Given instruction:
Copy each line below in which the word "single" occurs.

Stored entries

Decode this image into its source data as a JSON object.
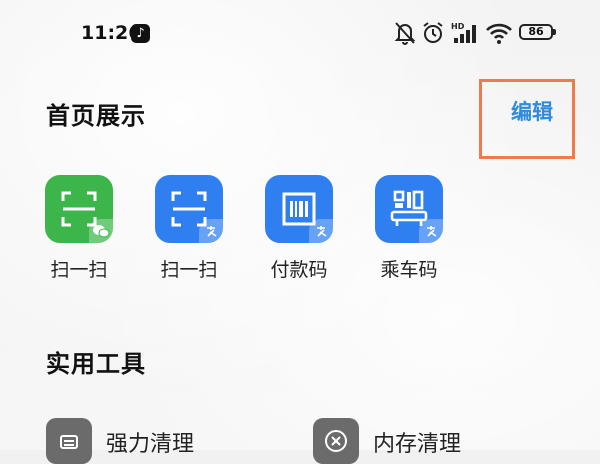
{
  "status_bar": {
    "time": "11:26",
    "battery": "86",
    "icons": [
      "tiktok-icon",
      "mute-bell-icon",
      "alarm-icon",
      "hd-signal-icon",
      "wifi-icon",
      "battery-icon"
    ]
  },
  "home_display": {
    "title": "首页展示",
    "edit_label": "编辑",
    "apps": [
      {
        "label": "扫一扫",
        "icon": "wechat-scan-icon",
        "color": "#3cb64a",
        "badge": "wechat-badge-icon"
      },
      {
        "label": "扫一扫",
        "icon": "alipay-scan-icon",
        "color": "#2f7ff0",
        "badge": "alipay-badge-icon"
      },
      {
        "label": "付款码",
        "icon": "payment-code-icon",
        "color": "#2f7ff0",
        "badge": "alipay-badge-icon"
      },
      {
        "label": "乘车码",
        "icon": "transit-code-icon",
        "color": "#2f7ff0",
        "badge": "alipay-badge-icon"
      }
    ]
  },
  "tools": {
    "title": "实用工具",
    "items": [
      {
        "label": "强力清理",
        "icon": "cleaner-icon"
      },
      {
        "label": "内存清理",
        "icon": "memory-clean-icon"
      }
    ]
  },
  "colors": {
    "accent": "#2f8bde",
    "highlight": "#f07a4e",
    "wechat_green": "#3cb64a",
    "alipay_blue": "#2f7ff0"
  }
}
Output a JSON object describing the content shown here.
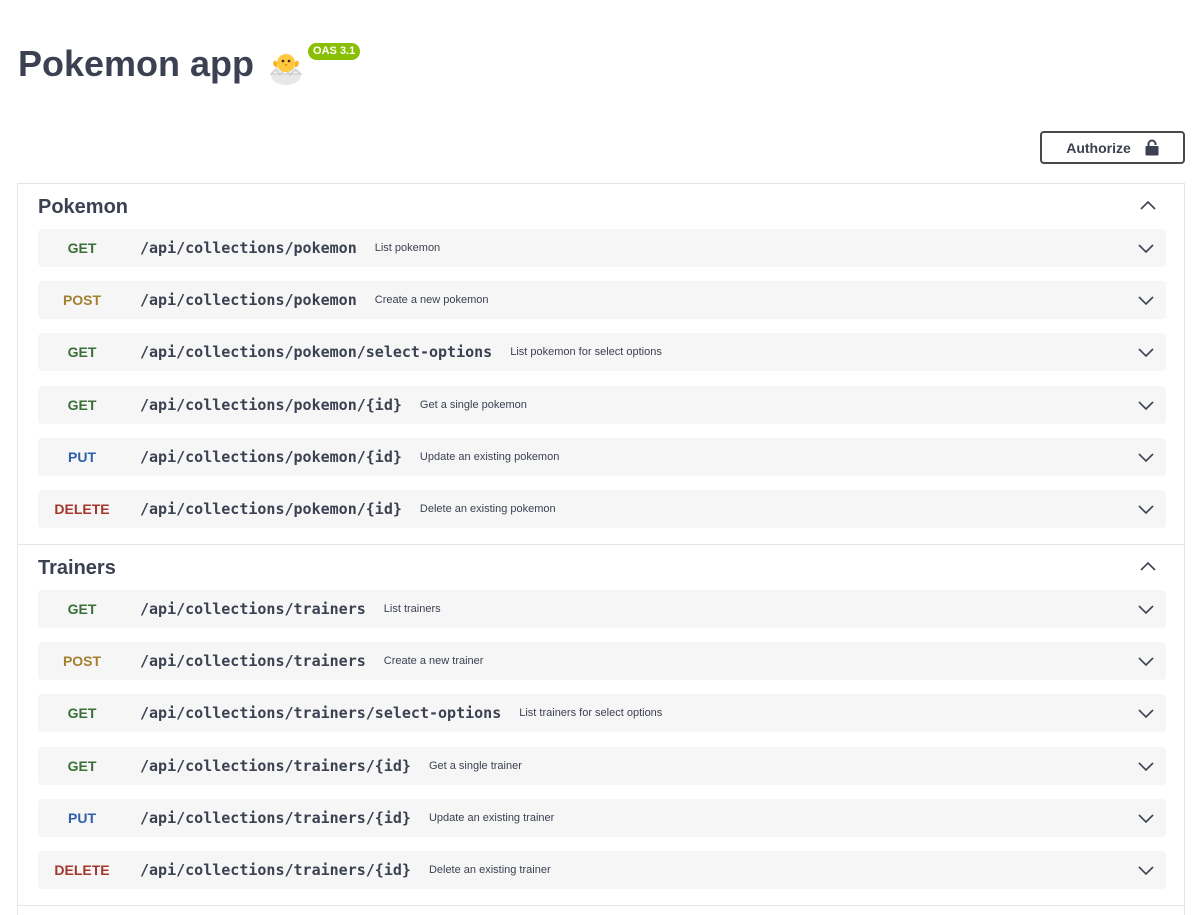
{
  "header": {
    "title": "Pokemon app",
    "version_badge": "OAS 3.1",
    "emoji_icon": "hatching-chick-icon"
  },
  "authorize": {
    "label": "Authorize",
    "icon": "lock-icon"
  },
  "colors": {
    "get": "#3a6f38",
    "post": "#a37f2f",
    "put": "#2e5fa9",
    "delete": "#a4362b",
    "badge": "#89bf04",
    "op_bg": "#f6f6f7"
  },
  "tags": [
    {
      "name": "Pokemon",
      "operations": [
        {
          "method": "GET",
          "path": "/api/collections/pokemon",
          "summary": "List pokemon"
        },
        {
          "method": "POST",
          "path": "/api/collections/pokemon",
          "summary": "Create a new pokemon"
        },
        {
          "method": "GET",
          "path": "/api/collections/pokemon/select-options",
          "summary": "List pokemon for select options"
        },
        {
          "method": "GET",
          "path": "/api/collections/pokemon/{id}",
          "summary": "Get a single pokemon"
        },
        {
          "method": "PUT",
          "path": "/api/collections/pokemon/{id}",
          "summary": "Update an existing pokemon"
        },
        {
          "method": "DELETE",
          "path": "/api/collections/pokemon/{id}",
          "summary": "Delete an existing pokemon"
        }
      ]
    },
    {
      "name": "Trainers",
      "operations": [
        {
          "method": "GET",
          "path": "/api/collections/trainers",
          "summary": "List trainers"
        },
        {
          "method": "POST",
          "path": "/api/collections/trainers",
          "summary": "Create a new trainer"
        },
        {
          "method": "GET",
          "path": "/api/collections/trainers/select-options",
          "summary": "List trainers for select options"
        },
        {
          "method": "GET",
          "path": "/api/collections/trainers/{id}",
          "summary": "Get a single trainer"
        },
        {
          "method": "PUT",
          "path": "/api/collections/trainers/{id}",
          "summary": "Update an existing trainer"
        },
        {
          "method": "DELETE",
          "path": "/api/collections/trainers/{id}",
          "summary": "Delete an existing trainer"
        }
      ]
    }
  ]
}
==
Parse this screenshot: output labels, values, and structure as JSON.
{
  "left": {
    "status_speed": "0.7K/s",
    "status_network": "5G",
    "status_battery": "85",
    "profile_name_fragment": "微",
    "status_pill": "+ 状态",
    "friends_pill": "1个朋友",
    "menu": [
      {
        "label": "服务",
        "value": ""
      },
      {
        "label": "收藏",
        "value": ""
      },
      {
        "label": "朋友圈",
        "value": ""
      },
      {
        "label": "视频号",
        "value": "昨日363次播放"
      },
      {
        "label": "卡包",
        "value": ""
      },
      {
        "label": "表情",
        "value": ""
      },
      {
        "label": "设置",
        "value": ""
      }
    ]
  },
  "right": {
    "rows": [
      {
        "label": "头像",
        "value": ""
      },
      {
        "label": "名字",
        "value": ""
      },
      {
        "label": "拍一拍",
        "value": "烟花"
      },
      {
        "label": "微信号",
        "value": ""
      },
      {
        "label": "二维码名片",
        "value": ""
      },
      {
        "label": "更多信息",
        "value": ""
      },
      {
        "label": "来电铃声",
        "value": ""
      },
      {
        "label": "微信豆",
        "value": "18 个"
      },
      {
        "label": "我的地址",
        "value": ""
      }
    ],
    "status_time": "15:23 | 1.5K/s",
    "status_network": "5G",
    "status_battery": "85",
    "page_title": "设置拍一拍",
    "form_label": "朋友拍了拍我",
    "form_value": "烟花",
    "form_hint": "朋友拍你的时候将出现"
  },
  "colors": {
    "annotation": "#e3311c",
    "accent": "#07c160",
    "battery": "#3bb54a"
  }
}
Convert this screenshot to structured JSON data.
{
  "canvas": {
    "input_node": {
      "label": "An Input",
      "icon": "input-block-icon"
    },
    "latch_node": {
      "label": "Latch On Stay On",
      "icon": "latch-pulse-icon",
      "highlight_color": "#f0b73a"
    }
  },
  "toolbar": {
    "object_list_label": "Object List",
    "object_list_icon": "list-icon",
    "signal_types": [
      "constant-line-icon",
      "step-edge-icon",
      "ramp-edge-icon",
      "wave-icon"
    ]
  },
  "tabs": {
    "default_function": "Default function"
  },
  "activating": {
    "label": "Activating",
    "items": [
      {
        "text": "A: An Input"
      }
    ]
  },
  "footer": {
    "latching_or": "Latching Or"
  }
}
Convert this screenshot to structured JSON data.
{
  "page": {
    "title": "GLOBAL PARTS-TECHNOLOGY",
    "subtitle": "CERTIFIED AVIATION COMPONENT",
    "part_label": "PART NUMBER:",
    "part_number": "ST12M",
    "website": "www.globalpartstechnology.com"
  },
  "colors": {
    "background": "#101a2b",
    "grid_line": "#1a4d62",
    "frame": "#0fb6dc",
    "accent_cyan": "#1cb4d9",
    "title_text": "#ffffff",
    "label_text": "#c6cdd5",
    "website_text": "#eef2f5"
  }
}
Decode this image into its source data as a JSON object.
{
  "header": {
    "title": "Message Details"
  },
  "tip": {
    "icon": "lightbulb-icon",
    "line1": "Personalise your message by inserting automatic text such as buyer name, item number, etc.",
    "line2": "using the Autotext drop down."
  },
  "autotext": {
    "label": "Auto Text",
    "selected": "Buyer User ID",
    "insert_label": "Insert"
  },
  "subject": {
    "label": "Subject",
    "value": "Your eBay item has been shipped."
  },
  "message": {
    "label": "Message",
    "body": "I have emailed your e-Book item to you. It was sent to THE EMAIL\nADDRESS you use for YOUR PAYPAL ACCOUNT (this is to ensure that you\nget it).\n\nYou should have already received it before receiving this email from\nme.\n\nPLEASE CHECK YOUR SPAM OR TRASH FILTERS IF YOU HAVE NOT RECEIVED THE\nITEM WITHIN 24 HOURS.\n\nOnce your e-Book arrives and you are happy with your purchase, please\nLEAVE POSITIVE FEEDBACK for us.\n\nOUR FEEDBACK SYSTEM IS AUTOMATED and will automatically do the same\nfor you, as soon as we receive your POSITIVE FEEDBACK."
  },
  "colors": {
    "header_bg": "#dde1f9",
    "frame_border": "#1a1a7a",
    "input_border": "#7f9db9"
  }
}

Correct result:
          "summary": "Get a single pokemon"
          "summary": "Get a single trainer"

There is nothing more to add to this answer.